| Exercise directions |
Make an exact copy of the data below, leaving out every picture.
•••••
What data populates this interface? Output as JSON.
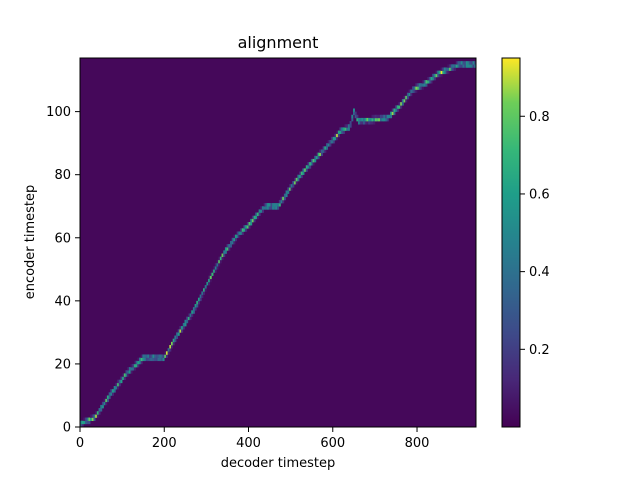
{
  "chart_data": {
    "type": "heatmap",
    "title": "alignment",
    "xlabel": "decoder timestep",
    "ylabel": "encoder timestep",
    "xlim": [
      0,
      940
    ],
    "ylim": [
      0,
      117
    ],
    "xticks": [
      0,
      200,
      400,
      600,
      800
    ],
    "yticks": [
      0,
      20,
      40,
      60,
      80,
      100
    ],
    "colormap": "viridis",
    "colorbar": {
      "range": [
        0.0,
        0.95
      ],
      "ticks": [
        0.2,
        0.4,
        0.6,
        0.8
      ]
    },
    "alignment_path": [
      {
        "decoder": 0,
        "encoder": 1
      },
      {
        "decoder": 35,
        "encoder": 3
      },
      {
        "decoder": 70,
        "encoder": 10
      },
      {
        "decoder": 110,
        "encoder": 17
      },
      {
        "decoder": 135,
        "encoder": 20
      },
      {
        "decoder": 150,
        "encoder": 22
      },
      {
        "decoder": 200,
        "encoder": 22
      },
      {
        "decoder": 225,
        "encoder": 28
      },
      {
        "decoder": 270,
        "encoder": 37
      },
      {
        "decoder": 300,
        "encoder": 45
      },
      {
        "decoder": 340,
        "encoder": 55
      },
      {
        "decoder": 375,
        "encoder": 61
      },
      {
        "decoder": 400,
        "encoder": 64
      },
      {
        "decoder": 425,
        "encoder": 68
      },
      {
        "decoder": 440,
        "encoder": 70
      },
      {
        "decoder": 470,
        "encoder": 70
      },
      {
        "decoder": 500,
        "encoder": 76
      },
      {
        "decoder": 530,
        "encoder": 81
      },
      {
        "decoder": 565,
        "encoder": 86
      },
      {
        "decoder": 600,
        "encoder": 91
      },
      {
        "decoder": 620,
        "encoder": 94
      },
      {
        "decoder": 640,
        "encoder": 95
      },
      {
        "decoder": 650,
        "encoder": 100
      },
      {
        "decoder": 660,
        "encoder": 97
      },
      {
        "decoder": 730,
        "encoder": 98
      },
      {
        "decoder": 760,
        "encoder": 102
      },
      {
        "decoder": 790,
        "encoder": 107
      },
      {
        "decoder": 820,
        "encoder": 109
      },
      {
        "decoder": 850,
        "encoder": 112
      },
      {
        "decoder": 900,
        "encoder": 115
      }
    ],
    "background_value": 0.02
  }
}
•••••
| Task result |
What data populates this interface? Output as JSON.
{
  "chart_data": {
    "type": "heatmap",
    "title": "alignment",
    "xlabel": "decoder timestep",
    "ylabel": "encoder timestep",
    "xlim": [
      0,
      940
    ],
    "ylim": [
      0,
      117
    ],
    "xticks": [
      0,
      200,
      400,
      600,
      800
    ],
    "yticks": [
      0,
      20,
      40,
      60,
      80,
      100
    ],
    "colormap": "viridis",
    "colorbar": {
      "range": [
        0.0,
        0.95
      ],
      "ticks": [
        0.2,
        0.4,
        0.6,
        0.8
      ]
    },
    "alignment_path": [
      {
        "decoder": 0,
        "encoder": 1
      },
      {
        "decoder": 35,
        "encoder": 3
      },
      {
        "decoder": 70,
        "encoder": 10
      },
      {
        "decoder": 110,
        "encoder": 17
      },
      {
        "decoder": 135,
        "encoder": 20
      },
      {
        "decoder": 150,
        "encoder": 22
      },
      {
        "decoder": 200,
        "encoder": 22
      },
      {
        "decoder": 225,
        "encoder": 28
      },
      {
        "decoder": 270,
        "encoder": 37
      },
      {
        "decoder": 300,
        "encoder": 45
      },
      {
        "decoder": 340,
        "encoder": 55
      },
      {
        "decoder": 375,
        "encoder": 61
      },
      {
        "decoder": 400,
        "encoder": 64
      },
      {
        "decoder": 425,
        "encoder": 68
      },
      {
        "decoder": 440,
        "encoder": 70
      },
      {
        "decoder": 470,
        "encoder": 70
      },
      {
        "decoder": 500,
        "encoder": 76
      },
      {
        "decoder": 530,
        "encoder": 81
      },
      {
        "decoder": 565,
        "encoder": 86
      },
      {
        "decoder": 600,
        "encoder": 91
      },
      {
        "decoder": 620,
        "encoder": 94
      },
      {
        "decoder": 640,
        "encoder": 95
      },
      {
        "decoder": 650,
        "encoder": 100
      },
      {
        "decoder": 660,
        "encoder": 97
      },
      {
        "decoder": 730,
        "encoder": 98
      },
      {
        "decoder": 760,
        "encoder": 102
      },
      {
        "decoder": 790,
        "encoder": 107
      },
      {
        "decoder": 820,
        "encoder": 109
      },
      {
        "decoder": 850,
        "encoder": 112
      },
      {
        "decoder": 900,
        "encoder": 115
      }
    ],
    "background_value": 0.02
  }
}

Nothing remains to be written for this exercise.